Determine how many lines of the data below contain "page", then give only that number.

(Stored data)
┌────────
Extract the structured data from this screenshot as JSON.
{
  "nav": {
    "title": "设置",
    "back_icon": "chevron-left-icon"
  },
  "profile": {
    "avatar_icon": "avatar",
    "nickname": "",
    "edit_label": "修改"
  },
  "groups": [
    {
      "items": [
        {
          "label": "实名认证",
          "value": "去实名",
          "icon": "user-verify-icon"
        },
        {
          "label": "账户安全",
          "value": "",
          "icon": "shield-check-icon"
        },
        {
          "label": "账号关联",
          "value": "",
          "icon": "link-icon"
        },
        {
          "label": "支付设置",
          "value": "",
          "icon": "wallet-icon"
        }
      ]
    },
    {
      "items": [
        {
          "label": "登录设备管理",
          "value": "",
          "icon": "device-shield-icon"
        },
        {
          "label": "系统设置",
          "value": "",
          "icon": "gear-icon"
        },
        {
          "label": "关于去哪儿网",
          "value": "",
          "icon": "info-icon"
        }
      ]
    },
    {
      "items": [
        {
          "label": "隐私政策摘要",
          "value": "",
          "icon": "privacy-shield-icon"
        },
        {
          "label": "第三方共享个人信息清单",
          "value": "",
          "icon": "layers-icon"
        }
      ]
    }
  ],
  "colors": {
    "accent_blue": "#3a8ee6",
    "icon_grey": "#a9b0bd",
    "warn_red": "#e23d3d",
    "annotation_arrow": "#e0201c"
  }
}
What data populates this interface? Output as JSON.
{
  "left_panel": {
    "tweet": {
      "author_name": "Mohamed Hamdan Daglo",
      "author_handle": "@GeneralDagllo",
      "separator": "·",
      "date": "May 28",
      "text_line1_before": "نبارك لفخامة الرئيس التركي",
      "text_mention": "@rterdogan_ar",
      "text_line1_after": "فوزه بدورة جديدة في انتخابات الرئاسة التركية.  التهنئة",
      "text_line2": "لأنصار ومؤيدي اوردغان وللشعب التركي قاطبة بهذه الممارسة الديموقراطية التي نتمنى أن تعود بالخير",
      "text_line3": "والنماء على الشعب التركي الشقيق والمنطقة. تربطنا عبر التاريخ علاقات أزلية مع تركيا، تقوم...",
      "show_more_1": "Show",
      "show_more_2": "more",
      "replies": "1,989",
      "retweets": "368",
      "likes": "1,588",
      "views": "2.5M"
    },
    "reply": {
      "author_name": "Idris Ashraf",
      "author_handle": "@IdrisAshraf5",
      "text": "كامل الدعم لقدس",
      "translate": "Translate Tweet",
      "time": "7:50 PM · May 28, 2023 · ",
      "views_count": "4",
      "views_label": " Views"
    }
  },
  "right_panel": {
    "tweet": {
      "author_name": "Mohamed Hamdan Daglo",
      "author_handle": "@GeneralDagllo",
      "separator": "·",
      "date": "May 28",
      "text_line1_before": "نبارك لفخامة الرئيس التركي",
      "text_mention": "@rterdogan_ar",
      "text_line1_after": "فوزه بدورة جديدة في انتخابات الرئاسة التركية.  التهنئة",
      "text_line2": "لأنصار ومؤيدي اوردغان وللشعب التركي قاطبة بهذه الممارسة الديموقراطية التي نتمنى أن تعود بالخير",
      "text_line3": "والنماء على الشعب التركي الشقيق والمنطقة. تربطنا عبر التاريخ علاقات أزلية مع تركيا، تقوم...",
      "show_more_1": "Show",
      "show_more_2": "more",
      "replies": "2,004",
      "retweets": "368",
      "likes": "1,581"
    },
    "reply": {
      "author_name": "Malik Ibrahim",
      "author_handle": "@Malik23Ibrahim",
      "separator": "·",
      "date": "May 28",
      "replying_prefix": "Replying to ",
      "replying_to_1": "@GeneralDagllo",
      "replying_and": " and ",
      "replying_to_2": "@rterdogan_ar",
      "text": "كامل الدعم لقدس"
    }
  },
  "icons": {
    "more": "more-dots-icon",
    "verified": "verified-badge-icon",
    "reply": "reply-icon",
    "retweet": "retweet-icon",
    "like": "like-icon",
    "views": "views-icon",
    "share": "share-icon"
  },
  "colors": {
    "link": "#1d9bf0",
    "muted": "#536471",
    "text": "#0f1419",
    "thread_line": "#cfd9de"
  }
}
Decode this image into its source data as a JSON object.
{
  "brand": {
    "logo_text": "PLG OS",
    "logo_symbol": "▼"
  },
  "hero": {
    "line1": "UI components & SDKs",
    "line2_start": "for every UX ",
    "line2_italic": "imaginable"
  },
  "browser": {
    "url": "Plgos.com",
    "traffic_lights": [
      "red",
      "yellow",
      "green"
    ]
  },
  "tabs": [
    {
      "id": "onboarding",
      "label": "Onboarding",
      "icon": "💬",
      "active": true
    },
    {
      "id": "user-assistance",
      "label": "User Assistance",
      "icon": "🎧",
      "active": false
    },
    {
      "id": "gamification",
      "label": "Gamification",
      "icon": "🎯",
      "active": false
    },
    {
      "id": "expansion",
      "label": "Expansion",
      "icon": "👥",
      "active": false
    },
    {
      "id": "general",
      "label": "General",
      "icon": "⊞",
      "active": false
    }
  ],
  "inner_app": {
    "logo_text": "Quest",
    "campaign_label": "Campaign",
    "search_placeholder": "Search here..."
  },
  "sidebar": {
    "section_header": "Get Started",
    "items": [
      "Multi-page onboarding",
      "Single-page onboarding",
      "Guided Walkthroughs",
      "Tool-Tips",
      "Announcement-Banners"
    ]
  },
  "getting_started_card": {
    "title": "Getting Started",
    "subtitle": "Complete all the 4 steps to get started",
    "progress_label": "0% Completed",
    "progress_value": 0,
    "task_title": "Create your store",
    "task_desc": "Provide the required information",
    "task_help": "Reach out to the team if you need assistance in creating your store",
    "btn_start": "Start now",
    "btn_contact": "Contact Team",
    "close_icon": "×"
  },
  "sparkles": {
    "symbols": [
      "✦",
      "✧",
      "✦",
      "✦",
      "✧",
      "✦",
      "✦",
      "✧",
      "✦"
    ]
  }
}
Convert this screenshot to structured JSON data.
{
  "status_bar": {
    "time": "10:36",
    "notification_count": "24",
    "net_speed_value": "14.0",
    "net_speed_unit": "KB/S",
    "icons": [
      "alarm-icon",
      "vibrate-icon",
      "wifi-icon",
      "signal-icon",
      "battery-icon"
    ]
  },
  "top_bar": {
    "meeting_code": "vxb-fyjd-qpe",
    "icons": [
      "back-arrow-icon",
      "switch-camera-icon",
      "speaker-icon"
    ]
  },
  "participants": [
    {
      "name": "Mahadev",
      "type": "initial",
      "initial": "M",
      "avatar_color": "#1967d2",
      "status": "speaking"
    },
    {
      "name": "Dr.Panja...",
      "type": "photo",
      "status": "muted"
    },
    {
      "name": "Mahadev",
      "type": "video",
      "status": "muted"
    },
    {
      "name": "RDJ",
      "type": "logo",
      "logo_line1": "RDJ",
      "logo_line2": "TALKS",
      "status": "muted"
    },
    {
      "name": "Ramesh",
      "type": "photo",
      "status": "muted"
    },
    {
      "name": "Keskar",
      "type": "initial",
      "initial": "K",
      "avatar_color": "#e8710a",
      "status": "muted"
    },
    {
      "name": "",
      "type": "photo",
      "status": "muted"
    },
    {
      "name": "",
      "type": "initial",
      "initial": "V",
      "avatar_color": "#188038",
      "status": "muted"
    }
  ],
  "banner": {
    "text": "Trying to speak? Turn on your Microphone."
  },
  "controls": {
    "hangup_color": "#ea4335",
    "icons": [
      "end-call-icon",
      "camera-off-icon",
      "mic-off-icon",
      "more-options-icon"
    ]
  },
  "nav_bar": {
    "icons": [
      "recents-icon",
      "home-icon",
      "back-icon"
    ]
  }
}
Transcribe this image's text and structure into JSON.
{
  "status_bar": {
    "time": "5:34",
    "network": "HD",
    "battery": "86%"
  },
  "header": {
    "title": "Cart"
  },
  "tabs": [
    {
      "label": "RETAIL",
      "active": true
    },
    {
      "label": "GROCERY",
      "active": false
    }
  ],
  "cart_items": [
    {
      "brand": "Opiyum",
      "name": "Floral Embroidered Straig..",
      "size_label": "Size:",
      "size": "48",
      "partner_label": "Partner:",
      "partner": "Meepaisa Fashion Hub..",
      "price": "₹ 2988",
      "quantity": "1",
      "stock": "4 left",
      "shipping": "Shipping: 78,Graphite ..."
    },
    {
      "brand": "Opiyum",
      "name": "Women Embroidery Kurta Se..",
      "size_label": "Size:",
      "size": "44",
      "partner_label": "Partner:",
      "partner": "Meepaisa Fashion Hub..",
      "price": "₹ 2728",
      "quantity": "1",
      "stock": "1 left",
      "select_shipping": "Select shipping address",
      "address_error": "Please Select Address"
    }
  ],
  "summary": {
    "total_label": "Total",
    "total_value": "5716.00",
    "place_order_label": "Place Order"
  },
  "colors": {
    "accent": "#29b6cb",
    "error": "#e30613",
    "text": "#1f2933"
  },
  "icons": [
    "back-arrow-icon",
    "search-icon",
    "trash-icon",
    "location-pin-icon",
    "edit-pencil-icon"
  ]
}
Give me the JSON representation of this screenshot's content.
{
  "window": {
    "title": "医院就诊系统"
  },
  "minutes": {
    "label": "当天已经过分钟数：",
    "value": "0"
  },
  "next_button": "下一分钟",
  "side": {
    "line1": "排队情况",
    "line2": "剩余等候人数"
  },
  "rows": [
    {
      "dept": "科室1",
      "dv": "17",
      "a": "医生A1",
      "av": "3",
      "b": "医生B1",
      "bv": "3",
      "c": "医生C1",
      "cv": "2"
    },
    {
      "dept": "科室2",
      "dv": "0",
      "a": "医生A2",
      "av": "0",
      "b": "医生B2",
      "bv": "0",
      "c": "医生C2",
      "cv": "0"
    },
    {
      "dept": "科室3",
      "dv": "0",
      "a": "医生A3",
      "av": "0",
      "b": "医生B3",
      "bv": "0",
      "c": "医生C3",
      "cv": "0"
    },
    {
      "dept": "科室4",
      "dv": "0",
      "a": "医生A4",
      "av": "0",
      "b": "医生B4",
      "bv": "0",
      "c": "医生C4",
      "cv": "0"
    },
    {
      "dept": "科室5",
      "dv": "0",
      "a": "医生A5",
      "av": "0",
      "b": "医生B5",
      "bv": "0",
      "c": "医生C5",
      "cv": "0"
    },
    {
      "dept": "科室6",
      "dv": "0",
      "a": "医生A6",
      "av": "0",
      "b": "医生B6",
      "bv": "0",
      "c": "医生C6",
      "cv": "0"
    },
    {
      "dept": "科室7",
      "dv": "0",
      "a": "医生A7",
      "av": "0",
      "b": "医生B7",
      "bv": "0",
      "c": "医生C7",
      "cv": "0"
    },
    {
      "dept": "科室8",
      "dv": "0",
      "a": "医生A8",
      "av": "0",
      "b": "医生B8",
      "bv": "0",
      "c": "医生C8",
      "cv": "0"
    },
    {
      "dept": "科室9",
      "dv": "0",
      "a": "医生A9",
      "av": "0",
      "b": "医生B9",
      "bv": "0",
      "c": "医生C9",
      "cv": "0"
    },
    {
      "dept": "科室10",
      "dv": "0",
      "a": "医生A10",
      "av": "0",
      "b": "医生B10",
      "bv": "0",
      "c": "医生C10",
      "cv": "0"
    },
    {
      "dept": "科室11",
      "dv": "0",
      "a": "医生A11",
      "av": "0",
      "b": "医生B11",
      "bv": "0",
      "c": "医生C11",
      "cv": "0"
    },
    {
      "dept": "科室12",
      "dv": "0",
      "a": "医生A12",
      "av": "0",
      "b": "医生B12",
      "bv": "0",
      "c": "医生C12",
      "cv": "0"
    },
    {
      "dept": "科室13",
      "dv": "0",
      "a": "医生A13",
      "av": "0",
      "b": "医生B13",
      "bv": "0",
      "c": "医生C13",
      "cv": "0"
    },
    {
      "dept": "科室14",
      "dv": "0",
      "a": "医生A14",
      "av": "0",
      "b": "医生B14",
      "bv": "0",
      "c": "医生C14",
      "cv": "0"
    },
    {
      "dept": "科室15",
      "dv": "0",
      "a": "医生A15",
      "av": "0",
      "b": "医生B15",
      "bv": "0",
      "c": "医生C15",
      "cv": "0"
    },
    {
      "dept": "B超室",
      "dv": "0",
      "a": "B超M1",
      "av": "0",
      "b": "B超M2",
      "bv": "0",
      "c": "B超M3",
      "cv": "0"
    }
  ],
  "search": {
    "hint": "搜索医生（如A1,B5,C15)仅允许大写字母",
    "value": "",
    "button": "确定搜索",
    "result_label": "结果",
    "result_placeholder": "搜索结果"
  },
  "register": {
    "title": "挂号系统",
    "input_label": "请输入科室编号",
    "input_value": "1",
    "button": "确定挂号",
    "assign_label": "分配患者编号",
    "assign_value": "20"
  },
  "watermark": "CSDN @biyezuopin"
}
└────────
_Output for this task_
2